Instructions to follow ::
For each line of the data below that holds "年为五年计划正式落地之年", copy the line.

Material provided ::
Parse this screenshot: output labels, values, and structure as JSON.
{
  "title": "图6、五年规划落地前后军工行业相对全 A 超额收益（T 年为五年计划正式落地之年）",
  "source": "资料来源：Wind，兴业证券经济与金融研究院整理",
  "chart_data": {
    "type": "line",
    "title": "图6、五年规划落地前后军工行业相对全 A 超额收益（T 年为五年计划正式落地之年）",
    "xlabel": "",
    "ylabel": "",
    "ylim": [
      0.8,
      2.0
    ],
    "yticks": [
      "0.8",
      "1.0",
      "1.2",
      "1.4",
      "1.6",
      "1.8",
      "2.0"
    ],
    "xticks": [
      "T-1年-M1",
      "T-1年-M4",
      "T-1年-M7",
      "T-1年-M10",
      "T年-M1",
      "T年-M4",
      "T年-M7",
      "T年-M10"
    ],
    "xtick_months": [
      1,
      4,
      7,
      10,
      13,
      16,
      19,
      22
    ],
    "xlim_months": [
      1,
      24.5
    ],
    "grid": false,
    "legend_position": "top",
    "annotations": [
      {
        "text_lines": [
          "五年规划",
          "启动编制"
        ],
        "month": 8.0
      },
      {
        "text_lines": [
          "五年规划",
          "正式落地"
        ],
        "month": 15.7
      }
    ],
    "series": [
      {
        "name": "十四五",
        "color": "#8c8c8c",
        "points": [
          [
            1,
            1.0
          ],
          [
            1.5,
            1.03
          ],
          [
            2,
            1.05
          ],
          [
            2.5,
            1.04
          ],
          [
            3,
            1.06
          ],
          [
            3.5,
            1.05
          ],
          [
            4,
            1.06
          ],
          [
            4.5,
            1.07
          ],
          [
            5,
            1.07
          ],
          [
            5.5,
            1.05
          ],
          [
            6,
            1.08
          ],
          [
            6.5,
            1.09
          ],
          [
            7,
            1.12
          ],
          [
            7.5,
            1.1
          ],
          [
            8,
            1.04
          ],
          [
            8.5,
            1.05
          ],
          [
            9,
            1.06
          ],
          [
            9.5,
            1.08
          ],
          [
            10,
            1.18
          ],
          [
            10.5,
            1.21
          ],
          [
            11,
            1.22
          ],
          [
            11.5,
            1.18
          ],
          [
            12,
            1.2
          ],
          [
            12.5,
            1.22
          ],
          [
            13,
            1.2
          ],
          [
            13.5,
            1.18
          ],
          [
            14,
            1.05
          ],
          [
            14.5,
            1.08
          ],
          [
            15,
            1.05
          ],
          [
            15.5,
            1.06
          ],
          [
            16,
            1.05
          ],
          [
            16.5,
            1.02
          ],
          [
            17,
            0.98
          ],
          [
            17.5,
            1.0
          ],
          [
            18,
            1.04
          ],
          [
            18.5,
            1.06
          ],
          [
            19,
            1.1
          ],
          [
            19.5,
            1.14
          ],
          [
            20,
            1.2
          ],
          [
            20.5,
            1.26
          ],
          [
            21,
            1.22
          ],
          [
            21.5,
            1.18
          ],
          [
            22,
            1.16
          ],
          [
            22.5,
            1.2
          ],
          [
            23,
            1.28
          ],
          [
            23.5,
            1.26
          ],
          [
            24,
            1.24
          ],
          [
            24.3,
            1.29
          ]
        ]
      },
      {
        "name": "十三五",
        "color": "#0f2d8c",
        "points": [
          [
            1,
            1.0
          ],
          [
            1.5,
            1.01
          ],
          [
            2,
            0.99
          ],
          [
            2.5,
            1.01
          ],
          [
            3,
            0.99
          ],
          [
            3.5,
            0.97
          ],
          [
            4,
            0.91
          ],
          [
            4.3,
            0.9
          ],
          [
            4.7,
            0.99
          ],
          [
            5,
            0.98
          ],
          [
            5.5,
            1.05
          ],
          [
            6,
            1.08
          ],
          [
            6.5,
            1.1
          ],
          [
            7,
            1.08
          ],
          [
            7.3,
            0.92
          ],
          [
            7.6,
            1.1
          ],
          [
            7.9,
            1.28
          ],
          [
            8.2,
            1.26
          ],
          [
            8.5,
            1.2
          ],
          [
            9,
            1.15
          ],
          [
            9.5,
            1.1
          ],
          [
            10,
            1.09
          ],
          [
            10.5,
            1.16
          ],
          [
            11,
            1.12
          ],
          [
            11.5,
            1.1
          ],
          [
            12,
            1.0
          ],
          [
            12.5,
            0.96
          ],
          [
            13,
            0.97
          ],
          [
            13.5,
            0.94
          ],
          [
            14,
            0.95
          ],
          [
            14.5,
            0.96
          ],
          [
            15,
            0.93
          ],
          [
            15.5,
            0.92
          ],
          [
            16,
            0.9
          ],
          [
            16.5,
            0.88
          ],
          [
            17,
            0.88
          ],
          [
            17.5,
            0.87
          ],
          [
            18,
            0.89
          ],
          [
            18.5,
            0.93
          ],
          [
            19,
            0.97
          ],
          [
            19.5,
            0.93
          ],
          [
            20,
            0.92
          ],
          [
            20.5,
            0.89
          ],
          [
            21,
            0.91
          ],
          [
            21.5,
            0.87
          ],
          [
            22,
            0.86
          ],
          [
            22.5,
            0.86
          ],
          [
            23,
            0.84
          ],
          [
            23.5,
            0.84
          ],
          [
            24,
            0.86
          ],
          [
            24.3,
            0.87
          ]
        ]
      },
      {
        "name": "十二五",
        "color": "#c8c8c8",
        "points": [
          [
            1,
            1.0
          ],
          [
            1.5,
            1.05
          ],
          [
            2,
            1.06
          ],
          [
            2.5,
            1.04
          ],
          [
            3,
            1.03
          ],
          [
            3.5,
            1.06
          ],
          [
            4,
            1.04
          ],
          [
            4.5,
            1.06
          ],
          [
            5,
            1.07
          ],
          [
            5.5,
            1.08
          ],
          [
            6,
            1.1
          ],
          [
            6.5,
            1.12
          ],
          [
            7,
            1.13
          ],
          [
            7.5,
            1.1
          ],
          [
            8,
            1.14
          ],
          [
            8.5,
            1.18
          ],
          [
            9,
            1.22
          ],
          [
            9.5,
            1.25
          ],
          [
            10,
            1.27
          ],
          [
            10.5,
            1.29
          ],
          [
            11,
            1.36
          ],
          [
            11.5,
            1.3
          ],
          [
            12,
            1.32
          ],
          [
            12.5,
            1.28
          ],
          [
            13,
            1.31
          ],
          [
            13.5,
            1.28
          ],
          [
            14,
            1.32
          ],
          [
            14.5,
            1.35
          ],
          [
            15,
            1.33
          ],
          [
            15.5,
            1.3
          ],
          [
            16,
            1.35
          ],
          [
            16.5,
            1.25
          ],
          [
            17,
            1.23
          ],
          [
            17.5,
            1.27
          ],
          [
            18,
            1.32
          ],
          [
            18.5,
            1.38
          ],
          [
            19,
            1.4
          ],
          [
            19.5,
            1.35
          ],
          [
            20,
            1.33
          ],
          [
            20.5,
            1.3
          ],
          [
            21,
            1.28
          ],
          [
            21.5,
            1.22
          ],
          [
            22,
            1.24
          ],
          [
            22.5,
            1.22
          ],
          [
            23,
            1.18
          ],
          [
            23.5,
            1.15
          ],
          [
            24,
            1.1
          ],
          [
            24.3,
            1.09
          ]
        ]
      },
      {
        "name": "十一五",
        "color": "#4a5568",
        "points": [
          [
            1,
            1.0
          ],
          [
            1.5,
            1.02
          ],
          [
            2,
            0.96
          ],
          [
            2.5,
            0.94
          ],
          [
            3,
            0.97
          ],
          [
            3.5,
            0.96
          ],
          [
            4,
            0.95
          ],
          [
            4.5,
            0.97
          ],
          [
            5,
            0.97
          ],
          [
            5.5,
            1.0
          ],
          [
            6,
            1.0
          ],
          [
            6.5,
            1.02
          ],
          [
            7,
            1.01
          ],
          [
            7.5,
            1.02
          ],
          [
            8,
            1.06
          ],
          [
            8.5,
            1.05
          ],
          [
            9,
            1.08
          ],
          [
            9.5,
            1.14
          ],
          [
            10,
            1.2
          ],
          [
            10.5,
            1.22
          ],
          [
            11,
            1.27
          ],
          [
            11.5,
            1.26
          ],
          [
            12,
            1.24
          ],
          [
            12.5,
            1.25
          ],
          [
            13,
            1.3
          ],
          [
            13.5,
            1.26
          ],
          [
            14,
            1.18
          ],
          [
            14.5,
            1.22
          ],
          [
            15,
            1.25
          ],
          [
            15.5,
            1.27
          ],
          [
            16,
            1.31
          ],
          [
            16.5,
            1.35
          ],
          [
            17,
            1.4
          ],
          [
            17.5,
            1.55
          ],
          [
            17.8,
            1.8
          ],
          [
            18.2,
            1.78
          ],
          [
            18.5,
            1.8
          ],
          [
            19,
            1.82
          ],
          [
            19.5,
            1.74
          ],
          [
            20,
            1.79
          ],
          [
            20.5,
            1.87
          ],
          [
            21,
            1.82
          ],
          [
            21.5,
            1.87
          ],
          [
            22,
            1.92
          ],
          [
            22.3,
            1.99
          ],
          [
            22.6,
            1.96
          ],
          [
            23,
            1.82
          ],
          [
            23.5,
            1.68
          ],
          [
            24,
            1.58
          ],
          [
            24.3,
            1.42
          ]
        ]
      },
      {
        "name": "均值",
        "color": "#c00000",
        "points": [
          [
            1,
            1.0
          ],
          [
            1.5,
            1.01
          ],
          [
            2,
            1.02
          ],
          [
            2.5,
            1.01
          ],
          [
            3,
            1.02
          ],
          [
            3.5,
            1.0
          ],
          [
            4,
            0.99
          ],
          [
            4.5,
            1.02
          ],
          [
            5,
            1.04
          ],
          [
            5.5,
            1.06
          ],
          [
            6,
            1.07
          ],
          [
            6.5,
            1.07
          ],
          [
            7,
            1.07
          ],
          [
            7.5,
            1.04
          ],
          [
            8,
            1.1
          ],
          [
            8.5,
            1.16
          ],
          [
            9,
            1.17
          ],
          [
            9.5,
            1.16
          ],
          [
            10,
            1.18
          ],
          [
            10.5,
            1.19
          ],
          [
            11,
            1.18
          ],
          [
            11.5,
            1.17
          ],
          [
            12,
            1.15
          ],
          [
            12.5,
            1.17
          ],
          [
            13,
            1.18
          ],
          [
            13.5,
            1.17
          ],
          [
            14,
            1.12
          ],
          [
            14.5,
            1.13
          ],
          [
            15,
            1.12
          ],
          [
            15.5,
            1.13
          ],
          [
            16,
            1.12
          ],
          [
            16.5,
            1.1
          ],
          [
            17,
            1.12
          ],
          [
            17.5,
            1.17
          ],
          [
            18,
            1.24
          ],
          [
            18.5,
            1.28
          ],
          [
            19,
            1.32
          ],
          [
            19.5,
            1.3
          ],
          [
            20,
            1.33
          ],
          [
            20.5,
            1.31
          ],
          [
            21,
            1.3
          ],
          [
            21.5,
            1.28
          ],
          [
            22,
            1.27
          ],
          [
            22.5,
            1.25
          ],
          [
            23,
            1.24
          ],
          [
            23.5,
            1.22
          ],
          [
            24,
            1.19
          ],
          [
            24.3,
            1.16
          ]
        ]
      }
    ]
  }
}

Solution to the problem ::
  "title": "图6、五年规划落地前后军工行业相对全 A 超额收益（T 年为五年计划正式落地之年）",
    "title": "图6、五年规划落地前后军工行业相对全 A 超额收益（T 年为五年计划正式落地之年）",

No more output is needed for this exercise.